DATASET RECORDS >>
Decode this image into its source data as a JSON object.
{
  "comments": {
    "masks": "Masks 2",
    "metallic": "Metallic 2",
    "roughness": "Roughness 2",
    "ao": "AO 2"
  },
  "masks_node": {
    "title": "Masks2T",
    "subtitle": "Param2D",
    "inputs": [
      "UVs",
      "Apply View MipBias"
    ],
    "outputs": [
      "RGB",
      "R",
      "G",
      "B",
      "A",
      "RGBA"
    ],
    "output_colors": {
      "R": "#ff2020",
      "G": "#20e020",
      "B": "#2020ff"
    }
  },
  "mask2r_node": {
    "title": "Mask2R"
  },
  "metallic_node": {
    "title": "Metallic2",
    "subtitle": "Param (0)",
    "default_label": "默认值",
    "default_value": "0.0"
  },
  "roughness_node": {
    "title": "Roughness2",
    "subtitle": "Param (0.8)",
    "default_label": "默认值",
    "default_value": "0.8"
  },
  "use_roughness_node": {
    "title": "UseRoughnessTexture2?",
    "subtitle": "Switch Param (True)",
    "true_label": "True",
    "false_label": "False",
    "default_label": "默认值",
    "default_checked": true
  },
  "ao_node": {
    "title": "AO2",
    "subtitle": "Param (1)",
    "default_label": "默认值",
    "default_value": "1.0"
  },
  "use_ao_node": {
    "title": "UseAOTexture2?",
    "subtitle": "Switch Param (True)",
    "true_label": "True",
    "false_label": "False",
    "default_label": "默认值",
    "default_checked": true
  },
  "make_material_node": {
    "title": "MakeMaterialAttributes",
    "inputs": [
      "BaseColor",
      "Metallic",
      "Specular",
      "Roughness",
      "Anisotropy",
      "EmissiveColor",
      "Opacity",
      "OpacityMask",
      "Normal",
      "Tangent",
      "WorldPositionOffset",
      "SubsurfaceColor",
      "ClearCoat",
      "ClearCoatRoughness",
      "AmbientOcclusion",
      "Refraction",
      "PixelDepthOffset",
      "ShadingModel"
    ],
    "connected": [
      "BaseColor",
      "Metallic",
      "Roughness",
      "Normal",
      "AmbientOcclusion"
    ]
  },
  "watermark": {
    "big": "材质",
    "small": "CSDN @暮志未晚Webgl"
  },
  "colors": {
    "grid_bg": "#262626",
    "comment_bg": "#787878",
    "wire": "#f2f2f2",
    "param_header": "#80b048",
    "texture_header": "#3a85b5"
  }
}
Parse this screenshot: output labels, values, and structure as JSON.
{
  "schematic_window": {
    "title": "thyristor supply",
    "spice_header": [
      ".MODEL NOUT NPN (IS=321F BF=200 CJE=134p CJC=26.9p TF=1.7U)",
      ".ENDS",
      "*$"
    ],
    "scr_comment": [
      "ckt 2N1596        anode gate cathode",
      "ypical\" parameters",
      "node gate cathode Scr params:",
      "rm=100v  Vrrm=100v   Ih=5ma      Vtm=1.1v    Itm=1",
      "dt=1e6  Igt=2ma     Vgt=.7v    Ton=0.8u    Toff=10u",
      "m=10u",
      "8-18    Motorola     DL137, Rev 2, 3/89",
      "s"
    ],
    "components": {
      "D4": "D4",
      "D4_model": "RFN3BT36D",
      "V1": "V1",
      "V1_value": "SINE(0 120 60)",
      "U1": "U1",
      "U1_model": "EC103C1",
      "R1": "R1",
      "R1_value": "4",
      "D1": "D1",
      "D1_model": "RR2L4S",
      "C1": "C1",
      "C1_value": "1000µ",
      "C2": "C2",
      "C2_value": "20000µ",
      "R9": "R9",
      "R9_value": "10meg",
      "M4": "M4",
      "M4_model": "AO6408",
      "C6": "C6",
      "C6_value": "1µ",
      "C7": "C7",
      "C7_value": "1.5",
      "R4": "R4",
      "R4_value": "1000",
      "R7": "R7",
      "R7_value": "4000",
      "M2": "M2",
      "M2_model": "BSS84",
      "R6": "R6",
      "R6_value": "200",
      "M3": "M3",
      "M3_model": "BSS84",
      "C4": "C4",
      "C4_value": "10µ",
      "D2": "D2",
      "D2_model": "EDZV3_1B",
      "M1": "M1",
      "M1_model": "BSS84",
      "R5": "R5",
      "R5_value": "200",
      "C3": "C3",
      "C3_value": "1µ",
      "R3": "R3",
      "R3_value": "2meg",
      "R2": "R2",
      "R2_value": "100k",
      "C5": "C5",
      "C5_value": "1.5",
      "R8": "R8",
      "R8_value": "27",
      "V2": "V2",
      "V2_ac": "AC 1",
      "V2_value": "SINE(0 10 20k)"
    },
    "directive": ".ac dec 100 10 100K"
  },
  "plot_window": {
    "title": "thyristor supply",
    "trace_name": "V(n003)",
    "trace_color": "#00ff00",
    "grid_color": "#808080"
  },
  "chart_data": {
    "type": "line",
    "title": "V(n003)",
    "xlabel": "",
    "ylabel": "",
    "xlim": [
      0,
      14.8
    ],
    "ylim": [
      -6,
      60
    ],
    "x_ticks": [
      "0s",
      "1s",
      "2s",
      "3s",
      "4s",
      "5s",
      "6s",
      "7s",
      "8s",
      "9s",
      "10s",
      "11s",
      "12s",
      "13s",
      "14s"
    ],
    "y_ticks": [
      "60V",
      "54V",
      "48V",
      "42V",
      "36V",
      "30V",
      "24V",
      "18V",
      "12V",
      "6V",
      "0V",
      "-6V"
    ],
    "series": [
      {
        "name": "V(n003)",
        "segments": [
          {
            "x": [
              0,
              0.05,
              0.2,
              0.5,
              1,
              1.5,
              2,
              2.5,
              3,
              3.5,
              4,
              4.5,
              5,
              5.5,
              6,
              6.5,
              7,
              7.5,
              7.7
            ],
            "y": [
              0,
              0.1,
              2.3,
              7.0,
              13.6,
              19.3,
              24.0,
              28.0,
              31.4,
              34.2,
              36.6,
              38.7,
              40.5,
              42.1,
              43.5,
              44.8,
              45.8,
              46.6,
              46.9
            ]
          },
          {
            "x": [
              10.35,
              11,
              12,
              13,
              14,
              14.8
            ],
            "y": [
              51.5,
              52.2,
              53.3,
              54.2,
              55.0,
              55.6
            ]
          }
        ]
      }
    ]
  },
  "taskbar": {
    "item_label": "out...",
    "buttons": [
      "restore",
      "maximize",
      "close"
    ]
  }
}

TASK DESCRIPTION >> Filter the listing above by the word "this"; copy each line that passes.

EXERCISE SOLUTION >>
Decode this image into its source data as a JSON object.
Parse this screenshot: output labels, values, and structure as JSON.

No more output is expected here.